### Given problem
Wherever the word "period" appears in a line, extract that line.

— start —

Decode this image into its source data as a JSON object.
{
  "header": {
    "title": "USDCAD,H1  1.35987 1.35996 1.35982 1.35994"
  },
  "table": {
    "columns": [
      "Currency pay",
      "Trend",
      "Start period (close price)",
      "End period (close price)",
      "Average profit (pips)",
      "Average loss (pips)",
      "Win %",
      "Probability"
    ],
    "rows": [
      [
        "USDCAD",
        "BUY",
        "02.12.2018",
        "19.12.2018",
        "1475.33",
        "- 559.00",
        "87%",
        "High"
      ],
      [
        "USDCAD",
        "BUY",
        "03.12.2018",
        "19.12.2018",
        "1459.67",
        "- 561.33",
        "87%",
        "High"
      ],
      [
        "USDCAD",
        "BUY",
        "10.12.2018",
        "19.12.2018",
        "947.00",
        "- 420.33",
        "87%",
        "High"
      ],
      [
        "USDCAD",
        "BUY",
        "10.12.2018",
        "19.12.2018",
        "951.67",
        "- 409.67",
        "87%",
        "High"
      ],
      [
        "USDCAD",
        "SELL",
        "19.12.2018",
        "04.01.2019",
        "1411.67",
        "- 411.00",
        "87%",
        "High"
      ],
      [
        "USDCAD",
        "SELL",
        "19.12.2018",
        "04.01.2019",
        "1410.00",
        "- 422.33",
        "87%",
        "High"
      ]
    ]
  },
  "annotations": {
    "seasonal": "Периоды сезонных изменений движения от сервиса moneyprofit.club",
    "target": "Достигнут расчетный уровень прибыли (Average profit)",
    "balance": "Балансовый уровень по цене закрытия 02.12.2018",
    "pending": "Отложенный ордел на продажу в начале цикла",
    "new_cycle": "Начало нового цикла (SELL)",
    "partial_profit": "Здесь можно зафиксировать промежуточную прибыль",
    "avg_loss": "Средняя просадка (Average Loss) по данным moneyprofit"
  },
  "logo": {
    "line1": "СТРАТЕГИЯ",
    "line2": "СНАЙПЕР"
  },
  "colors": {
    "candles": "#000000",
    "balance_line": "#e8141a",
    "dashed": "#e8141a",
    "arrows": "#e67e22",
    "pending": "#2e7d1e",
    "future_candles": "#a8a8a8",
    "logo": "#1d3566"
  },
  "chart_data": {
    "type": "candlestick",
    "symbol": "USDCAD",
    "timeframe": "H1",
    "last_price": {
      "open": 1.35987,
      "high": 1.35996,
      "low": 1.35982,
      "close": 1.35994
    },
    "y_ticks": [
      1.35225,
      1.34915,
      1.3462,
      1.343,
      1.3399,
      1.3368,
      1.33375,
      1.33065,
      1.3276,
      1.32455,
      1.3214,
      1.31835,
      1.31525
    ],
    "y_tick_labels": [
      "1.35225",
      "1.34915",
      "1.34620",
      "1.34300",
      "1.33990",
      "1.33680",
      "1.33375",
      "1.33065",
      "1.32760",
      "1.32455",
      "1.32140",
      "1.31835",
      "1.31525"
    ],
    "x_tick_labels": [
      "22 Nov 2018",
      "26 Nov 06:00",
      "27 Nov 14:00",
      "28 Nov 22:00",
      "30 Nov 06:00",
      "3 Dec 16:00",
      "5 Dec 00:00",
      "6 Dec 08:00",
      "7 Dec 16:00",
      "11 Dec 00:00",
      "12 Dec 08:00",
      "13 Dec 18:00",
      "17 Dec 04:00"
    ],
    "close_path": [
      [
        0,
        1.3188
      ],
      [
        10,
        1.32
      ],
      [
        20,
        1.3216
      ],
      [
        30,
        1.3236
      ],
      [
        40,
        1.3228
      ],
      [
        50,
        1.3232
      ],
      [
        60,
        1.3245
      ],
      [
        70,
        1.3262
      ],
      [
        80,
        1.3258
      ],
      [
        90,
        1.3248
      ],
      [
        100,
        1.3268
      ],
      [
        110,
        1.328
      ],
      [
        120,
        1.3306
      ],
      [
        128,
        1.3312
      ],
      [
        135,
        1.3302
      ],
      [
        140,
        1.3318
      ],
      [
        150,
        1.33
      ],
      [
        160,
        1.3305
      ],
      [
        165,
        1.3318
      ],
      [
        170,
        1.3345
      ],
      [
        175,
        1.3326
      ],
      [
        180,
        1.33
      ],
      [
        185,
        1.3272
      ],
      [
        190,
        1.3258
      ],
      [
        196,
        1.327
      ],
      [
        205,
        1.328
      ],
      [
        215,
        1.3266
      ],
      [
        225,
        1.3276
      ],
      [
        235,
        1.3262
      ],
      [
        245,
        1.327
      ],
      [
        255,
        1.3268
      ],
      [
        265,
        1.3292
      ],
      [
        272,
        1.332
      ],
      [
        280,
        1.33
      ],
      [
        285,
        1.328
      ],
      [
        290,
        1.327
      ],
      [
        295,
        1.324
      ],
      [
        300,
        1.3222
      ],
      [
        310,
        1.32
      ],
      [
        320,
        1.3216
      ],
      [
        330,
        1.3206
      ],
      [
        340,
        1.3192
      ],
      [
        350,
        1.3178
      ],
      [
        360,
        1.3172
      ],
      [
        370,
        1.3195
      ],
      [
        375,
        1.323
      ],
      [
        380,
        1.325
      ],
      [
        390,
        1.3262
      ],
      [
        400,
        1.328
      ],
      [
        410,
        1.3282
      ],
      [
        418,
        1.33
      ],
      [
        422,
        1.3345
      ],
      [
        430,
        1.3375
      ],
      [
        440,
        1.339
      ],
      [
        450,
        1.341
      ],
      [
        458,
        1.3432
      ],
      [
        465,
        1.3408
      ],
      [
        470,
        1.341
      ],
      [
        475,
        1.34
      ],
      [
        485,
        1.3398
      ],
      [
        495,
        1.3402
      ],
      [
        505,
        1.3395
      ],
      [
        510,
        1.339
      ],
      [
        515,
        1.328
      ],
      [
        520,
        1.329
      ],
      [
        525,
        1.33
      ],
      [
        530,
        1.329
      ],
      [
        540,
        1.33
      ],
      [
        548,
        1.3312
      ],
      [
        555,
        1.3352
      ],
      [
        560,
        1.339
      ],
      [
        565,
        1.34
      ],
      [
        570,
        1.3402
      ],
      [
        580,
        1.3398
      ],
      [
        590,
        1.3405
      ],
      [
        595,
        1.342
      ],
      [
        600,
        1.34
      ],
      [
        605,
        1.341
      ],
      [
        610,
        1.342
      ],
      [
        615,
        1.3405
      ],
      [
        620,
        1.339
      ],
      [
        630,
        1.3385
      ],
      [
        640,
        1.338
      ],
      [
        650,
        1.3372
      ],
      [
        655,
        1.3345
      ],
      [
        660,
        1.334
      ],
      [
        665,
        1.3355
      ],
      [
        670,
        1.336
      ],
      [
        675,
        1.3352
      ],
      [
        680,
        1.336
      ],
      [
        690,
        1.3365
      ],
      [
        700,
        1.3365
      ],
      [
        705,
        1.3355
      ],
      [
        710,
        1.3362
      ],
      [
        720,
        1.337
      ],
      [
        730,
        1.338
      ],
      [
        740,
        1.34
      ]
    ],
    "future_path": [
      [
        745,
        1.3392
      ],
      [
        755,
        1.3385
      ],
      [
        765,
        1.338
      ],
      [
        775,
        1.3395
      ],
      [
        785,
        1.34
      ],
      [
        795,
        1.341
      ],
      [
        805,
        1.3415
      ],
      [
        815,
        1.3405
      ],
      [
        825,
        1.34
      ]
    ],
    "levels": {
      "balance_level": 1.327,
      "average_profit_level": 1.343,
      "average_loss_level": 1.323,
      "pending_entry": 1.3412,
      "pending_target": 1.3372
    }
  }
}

— end —

### Complete output
      "Start period (close price)",
      "End period (close price)",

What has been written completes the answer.